[BEGIN]

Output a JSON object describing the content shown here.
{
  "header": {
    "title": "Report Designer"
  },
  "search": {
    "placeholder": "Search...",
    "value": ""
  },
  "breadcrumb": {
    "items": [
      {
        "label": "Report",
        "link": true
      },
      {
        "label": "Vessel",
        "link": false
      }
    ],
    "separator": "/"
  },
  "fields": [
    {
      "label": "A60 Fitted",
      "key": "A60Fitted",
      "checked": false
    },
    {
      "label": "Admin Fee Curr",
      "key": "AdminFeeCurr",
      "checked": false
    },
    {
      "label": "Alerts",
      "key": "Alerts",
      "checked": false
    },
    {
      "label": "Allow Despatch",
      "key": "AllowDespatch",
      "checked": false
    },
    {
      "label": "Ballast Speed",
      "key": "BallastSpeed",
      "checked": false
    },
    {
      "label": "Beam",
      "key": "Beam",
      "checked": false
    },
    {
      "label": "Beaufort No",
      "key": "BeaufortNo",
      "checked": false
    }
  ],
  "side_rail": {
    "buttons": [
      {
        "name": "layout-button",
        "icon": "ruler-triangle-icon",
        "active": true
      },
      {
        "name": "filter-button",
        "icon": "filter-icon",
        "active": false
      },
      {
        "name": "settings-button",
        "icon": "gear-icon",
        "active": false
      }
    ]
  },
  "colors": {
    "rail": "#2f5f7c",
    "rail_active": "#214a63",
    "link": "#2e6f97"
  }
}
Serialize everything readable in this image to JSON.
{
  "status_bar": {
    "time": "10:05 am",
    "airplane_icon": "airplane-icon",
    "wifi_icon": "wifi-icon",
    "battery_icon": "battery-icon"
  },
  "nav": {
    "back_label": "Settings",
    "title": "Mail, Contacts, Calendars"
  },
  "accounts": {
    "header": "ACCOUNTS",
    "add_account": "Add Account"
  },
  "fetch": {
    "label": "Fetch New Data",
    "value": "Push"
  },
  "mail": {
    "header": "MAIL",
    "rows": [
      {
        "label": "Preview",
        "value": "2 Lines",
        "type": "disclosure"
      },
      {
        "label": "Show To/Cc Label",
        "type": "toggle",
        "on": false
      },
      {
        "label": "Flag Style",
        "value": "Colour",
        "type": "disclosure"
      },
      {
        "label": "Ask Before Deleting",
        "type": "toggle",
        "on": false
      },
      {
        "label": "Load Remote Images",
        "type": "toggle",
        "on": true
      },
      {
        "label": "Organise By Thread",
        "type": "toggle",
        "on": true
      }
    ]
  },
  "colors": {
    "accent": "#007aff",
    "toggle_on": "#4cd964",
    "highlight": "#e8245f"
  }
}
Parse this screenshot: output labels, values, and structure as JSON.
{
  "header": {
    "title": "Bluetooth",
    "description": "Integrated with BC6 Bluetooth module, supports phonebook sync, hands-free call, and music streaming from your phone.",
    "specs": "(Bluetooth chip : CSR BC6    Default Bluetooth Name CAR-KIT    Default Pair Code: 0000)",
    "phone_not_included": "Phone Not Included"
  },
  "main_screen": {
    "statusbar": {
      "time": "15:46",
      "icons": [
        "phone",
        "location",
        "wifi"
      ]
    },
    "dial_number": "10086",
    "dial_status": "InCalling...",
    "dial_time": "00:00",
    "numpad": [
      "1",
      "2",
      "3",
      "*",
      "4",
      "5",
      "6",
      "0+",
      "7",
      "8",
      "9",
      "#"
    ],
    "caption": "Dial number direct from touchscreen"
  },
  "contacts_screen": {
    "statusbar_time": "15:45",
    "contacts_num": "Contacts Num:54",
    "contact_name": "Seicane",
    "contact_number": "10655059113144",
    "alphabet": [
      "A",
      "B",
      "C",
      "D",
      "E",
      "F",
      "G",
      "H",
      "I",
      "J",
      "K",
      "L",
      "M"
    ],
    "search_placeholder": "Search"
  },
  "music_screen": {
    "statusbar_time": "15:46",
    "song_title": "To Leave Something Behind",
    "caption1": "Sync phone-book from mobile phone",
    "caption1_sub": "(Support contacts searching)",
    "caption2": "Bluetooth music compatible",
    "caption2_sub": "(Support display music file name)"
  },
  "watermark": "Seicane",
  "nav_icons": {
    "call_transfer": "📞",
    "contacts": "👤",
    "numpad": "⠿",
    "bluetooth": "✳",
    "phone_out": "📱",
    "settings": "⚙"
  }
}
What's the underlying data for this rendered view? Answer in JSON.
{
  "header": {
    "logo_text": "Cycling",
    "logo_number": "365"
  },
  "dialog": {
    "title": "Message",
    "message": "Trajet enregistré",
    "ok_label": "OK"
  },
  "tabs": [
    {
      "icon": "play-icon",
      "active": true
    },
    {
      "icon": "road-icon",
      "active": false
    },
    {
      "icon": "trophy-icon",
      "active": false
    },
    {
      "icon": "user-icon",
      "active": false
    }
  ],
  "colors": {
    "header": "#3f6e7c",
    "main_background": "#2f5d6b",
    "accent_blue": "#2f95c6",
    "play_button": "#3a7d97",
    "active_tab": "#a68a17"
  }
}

[END]

**WHAT TO WORK ON**
Print all of the entries exactly as they are written.

**RESPONSE TO THE EXERCISE**
Output a JSON object describing the content shown here.
{
  "header": {
    "title": "Report Designer"
  },
  "search": {
    "placeholder": "Search...",
    "value": ""
  },
  "breadcrumb": {
    "items": [
      {
        "label": "Report",
        "link": true
      },
      {
        "label": "Vessel",
        "link": false
      }
    ],
    "separator": "/"
  },
  "fields": [
    {
      "label": "A60 Fitted",
      "key": "A60Fitted",
      "checked": false
    },
    {
      "label": "Admin Fee Curr",
      "key": "AdminFeeCurr",
      "checked": false
    },
    {
      "label": "Alerts",
      "key": "Alerts",
      "checked": false
    },
    {
      "label": "Allow Despatch",
      "key": "AllowDespatch",
      "checked": false
    },
    {
      "label": "Ballast Speed",
      "key": "BallastSpeed",
      "checked": false
    },
    {
      "label": "Beam",
      "key": "Beam",
      "checked": false
    },
    {
      "label": "Beaufort No",
      "key": "BeaufortNo",
      "checked": false
    }
  ],
  "side_rail": {
    "buttons": [
      {
        "name": "layout-button",
        "icon": "ruler-triangle-icon",
        "active": true
      },
      {
        "name": "filter-button",
        "icon": "filter-icon",
        "active": false
      },
      {
        "name": "settings-button",
        "icon": "gear-icon",
        "active": false
      }
    ]
  },
  "colors": {
    "rail": "#2f5f7c",
    "rail_active": "#214a63",
    "link": "#2e6f97"
  }
}
Serialize everything readable in this image to JSON.
{
  "status_bar": {
    "time": "10:05 am",
    "airplane_icon": "airplane-icon",
    "wifi_icon": "wifi-icon",
    "battery_icon": "battery-icon"
  },
  "nav": {
    "back_label": "Settings",
    "title": "Mail, Contacts, Calendars"
  },
  "accounts": {
    "header": "ACCOUNTS",
    "add_account": "Add Account"
  },
  "fetch": {
    "label": "Fetch New Data",
    "value": "Push"
  },
  "mail": {
    "header": "MAIL",
    "rows": [
      {
        "label": "Preview",
        "value": "2 Lines",
        "type": "disclosure"
      },
      {
        "label": "Show To/Cc Label",
        "type": "toggle",
        "on": false
      },
      {
        "label": "Flag Style",
        "value": "Colour",
        "type": "disclosure"
      },
      {
        "label": "Ask Before Deleting",
        "type": "toggle",
        "on": false
      },
      {
        "label": "Load Remote Images",
        "type": "toggle",
        "on": true
      },
      {
        "label": "Organise By Thread",
        "type": "toggle",
        "on": true
      }
    ]
  },
  "colors": {
    "accent": "#007aff",
    "toggle_on": "#4cd964",
    "highlight": "#e8245f"
  }
}
Parse this screenshot: output labels, values, and structure as JSON.
{
  "header": {
    "title": "Bluetooth",
    "description": "Integrated with BC6 Bluetooth module, supports phonebook sync, hands-free call, and music streaming from your phone.",
    "specs": "(Bluetooth chip : CSR BC6    Default Bluetooth Name CAR-KIT    Default Pair Code: 0000)",
    "phone_not_included": "Phone Not Included"
  },
  "main_screen": {
    "statusbar": {
      "time": "15:46",
      "icons": [
        "phone",
        "location",
        "wifi"
      ]
    },
    "dial_number": "10086",
    "dial_status": "InCalling...",
    "dial_time": "00:00",
    "numpad": [
      "1",
      "2",
      "3",
      "*",
      "4",
      "5",
      "6",
      "0+",
      "7",
      "8",
      "9",
      "#"
    ],
    "caption": "Dial number direct from touchscreen"
  },
  "contacts_screen": {
    "statusbar_time": "15:45",
    "contacts_num": "Contacts Num:54",
    "contact_name": "Seicane",
    "contact_number": "10655059113144",
    "alphabet": [
      "A",
      "B",
      "C",
      "D",
      "E",
      "F",
      "G",
      "H",
      "I",
      "J",
      "K",
      "L",
      "M"
    ],
    "search_placeholder": "Search"
  },
  "music_screen": {
    "statusbar_time": "15:46",
    "song_title": "To Leave Something Behind",
    "caption1": "Sync phone-book from mobile phone",
    "caption1_sub": "(Support contacts searching)",
    "caption2": "Bluetooth music compatible",
    "caption2_sub": "(Support display music file name)"
  },
  "watermark": "Seicane",
  "nav_icons": {
    "call_transfer": "📞",
    "contacts": "👤",
    "numpad": "⠿",
    "bluetooth": "✳",
    "phone_out": "📱",
    "settings": "⚙"
  }
}
What's the underlying data for this rendered view? Answer in JSON.
{
  "header": {
    "logo_text": "Cycling",
    "logo_number": "365"
  },
  "dialog": {
    "title": "Message",
    "message": "Trajet enregistré",
    "ok_label": "OK"
  },
  "tabs": [
    {
      "icon": "play-icon",
      "active": true
    },
    {
      "icon": "road-icon",
      "active": false
    },
    {
      "icon": "trophy-icon",
      "active": false
    },
    {
      "icon": "user-icon",
      "active": false
    }
  ],
  "colors": {
    "header": "#3f6e7c",
    "main_background": "#2f5d6b",
    "accent_blue": "#2f95c6",
    "play_button": "#3a7d97",
    "active_tab": "#a68a17"
  }
}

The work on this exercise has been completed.